* Start RECORDS FOR THE TASK *

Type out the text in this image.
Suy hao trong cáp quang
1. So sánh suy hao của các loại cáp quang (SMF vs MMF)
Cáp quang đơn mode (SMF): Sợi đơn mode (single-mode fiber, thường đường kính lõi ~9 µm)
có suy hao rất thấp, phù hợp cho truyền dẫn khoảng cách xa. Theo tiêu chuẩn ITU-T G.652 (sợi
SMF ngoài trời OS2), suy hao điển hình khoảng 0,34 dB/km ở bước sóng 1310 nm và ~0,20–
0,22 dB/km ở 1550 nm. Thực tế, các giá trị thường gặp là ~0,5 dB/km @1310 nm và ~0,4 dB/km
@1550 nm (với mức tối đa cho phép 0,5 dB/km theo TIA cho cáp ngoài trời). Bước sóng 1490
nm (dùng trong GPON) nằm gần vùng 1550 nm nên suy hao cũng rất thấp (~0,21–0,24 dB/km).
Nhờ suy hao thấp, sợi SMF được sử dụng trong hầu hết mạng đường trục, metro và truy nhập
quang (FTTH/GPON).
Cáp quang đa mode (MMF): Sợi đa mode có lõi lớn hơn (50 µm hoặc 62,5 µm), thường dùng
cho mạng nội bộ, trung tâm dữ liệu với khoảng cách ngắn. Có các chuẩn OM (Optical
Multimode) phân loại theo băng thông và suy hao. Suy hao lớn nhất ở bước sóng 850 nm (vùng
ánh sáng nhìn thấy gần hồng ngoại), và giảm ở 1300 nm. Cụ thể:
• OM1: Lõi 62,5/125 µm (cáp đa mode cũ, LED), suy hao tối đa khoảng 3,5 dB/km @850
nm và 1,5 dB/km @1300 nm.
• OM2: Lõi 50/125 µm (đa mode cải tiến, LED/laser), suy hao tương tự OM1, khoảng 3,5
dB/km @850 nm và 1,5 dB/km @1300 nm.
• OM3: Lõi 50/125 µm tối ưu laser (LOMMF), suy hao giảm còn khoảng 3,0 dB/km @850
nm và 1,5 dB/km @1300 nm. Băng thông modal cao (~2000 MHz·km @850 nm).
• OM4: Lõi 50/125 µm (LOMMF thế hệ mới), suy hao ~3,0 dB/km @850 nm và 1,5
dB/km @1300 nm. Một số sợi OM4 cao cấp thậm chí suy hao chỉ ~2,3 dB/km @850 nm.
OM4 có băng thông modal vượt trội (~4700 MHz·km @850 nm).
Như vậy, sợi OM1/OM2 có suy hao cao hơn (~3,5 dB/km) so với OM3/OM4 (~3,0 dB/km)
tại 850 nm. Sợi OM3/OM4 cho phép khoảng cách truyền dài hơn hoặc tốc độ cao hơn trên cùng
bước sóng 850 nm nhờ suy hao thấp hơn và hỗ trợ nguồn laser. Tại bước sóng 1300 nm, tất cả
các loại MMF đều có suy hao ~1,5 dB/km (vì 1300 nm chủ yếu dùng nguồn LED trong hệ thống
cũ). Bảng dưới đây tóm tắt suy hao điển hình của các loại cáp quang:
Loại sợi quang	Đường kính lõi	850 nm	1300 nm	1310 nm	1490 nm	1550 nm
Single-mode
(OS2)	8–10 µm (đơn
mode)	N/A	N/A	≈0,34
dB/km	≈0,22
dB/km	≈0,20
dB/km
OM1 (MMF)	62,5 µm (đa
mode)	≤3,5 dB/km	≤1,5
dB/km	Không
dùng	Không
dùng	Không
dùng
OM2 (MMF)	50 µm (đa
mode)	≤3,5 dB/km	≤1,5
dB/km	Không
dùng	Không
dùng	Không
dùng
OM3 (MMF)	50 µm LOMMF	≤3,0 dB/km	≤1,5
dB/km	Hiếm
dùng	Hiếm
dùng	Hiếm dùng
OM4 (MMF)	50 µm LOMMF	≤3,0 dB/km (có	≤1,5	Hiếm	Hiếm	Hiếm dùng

* End RECORDS FOR THE TASK *

__AIM OF THE EXERCISE__. Above are some records; repeat all of them exactly.

__ANSWER FOR THIS EXERCISE__.
Type out the text in this image.
Suy hao trong cáp quang
1. So sánh suy hao của các loại cáp quang (SMF vs MMF)
Cáp quang đơn mode (SMF): Sợi đơn mode (single-mode fiber, thường đường kính lõi ~9 µm)
có suy hao rất thấp, phù hợp cho truyền dẫn khoảng cách xa. Theo tiêu chuẩn ITU-T G.652 (sợi
SMF ngoài trời OS2), suy hao điển hình khoảng 0,34 dB/km ở bước sóng 1310 nm và ~0,20–
0,22 dB/km ở 1550 nm. Thực tế, các giá trị thường gặp là ~0,5 dB/km @1310 nm và ~0,4 dB/km
@1550 nm (với mức tối đa cho phép 0,5 dB/km theo TIA cho cáp ngoài trời). Bước sóng 1490
nm (dùng trong GPON) nằm gần vùng 1550 nm nên suy hao cũng rất thấp (~0,21–0,24 dB/km).
Nhờ suy hao thấp, sợi SMF được sử dụng trong hầu hết mạng đường trục, metro và truy nhập
quang (FTTH/GPON).
Cáp quang đa mode (MMF): Sợi đa mode có lõi lớn hơn (50 µm hoặc 62,5 µm), thường dùng
cho mạng nội bộ, trung tâm dữ liệu với khoảng cách ngắn. Có các chuẩn OM (Optical
Multimode) phân loại theo băng thông và suy hao. Suy hao lớn nhất ở bước sóng 850 nm (vùng
ánh sáng nhìn thấy gần hồng ngoại), và giảm ở 1300 nm. Cụ thể:
• OM1: Lõi 62,5/125 µm (cáp đa mode cũ, LED), suy hao tối đa khoảng 3,5 dB/km @850
nm và 1,5 dB/km @1300 nm.
• OM2: Lõi 50/125 µm (đa mode cải tiến, LED/laser), suy hao tương tự OM1, khoảng 3,5
dB/km @850 nm và 1,5 dB/km @1300 nm.
• OM3: Lõi 50/125 µm tối ưu laser (LOMMF), suy hao giảm còn khoảng 3,0 dB/km @850
nm và 1,5 dB/km @1300 nm. Băng thông modal cao (~2000 MHz·km @850 nm).
• OM4: Lõi 50/125 µm (LOMMF thế hệ mới), suy hao ~3,0 dB/km @850 nm và 1,5
dB/km @1300 nm. Một số sợi OM4 cao cấp thậm chí suy hao chỉ ~2,3 dB/km @850 nm.
OM4 có băng thông modal vượt trội (~4700 MHz·km @850 nm).
Như vậy, sợi OM1/OM2 có suy hao cao hơn (~3,5 dB/km) so với OM3/OM4 (~3,0 dB/km)
tại 850 nm. Sợi OM3/OM4 cho phép khoảng cách truyền dài hơn hoặc tốc độ cao hơn trên cùng
bước sóng 850 nm nhờ suy hao thấp hơn và hỗ trợ nguồn laser. Tại bước sóng 1300 nm, tất cả
các loại MMF đều có suy hao ~1,5 dB/km (vì 1300 nm chủ yếu dùng nguồn LED trong hệ thống
cũ). Bảng dưới đây tóm tắt suy hao điển hình của các loại cáp quang:
Loại sợi quang	Đường kính lõi	850 nm	1300 nm	1310 nm	1490 nm	1550 nm
Single-mode
(OS2)	8–10 µm (đơn
mode)	N/A	N/A	≈0,34
dB/km	≈0,22
dB/km	≈0,20
dB/km
OM1 (MMF)	62,5 µm (đa
mode)	≤3,5 dB/km	≤1,5
dB/km	Không
dùng	Không
dùng	Không
dùng
OM2 (MMF)	50 µm (đa
mode)	≤3,5 dB/km	≤1,5
dB/km	Không
dùng	Không
dùng	Không
dùng
OM3 (MMF)	50 µm LOMMF	≤3,0 dB/km	≤1,5
dB/km	Hiếm
dùng	Hiếm
dùng	Hiếm dùng
OM4 (MMF)	50 µm LOMMF	≤3,0 dB/km (có	≤1,5	Hiếm	Hiếm	Hiếm dùng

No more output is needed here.